- Data rows
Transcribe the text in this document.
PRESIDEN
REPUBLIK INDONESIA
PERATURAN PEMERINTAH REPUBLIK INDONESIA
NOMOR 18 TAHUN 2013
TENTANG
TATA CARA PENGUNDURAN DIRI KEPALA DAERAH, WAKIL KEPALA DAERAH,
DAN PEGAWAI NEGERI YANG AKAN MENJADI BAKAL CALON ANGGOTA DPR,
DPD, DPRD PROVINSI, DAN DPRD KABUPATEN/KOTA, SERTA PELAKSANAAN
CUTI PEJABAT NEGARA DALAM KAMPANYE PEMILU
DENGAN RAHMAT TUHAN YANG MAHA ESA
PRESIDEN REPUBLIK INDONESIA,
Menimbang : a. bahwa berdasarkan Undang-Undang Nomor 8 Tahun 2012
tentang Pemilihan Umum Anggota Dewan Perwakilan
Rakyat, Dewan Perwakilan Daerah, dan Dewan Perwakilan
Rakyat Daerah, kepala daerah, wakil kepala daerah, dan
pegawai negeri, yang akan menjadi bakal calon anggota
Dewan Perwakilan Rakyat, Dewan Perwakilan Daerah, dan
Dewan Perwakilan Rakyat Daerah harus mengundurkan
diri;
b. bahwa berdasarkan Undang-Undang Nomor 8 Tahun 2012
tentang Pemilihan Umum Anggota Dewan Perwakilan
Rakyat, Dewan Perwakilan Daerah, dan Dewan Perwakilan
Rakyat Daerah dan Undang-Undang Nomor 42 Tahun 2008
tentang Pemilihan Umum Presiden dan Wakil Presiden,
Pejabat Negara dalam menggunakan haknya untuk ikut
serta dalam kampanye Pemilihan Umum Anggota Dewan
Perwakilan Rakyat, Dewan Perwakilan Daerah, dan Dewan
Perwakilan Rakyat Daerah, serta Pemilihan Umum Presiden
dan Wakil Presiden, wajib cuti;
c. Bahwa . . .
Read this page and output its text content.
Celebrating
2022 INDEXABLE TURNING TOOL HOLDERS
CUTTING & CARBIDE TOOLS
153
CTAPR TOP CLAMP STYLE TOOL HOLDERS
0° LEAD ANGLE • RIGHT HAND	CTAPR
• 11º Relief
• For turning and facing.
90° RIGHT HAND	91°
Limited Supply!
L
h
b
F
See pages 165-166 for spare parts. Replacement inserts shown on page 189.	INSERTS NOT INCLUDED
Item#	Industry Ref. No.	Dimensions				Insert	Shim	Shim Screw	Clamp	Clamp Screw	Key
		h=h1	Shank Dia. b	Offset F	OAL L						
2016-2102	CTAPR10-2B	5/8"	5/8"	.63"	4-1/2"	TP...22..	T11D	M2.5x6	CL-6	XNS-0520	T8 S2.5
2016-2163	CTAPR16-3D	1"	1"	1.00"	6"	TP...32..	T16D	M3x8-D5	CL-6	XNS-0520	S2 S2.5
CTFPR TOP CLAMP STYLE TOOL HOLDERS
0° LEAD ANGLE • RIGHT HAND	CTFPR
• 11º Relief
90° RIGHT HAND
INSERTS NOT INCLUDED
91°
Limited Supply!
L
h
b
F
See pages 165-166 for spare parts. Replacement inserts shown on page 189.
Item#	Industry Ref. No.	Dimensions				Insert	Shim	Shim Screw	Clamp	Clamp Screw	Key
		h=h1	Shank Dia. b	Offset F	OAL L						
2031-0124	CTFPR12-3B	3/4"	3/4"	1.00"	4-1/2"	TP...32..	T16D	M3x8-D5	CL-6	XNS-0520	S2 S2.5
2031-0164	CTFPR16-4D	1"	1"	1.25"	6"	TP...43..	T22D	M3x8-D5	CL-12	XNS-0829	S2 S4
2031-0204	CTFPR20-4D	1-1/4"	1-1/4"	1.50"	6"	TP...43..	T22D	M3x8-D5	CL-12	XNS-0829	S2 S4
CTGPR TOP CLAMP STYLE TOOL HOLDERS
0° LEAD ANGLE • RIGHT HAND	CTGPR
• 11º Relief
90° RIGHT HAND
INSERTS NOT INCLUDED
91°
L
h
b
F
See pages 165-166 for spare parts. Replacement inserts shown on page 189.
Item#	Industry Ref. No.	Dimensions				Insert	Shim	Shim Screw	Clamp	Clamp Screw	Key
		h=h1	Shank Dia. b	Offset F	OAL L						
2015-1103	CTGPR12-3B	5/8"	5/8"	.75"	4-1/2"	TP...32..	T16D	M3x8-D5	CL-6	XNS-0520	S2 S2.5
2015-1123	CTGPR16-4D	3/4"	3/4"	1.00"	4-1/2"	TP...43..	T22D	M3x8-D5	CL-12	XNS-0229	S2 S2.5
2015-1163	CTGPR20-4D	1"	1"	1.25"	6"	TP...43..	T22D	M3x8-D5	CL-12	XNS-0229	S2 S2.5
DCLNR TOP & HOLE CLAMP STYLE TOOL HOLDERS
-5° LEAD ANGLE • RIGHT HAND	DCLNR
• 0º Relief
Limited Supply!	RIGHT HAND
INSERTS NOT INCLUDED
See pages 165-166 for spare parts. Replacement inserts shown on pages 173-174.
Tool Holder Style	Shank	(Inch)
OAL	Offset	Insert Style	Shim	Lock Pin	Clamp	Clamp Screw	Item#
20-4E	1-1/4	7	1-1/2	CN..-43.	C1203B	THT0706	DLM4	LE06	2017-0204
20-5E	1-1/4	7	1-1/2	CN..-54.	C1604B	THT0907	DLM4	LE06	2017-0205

- What the task asks
Find every line that has "INDONESIA" in it, then return those lines.

- Written response
REPUBLIK INDONESIA
PERATURAN PEMERINTAH REPUBLIK INDONESIA
PRESIDEN REPUBLIK INDONESIA,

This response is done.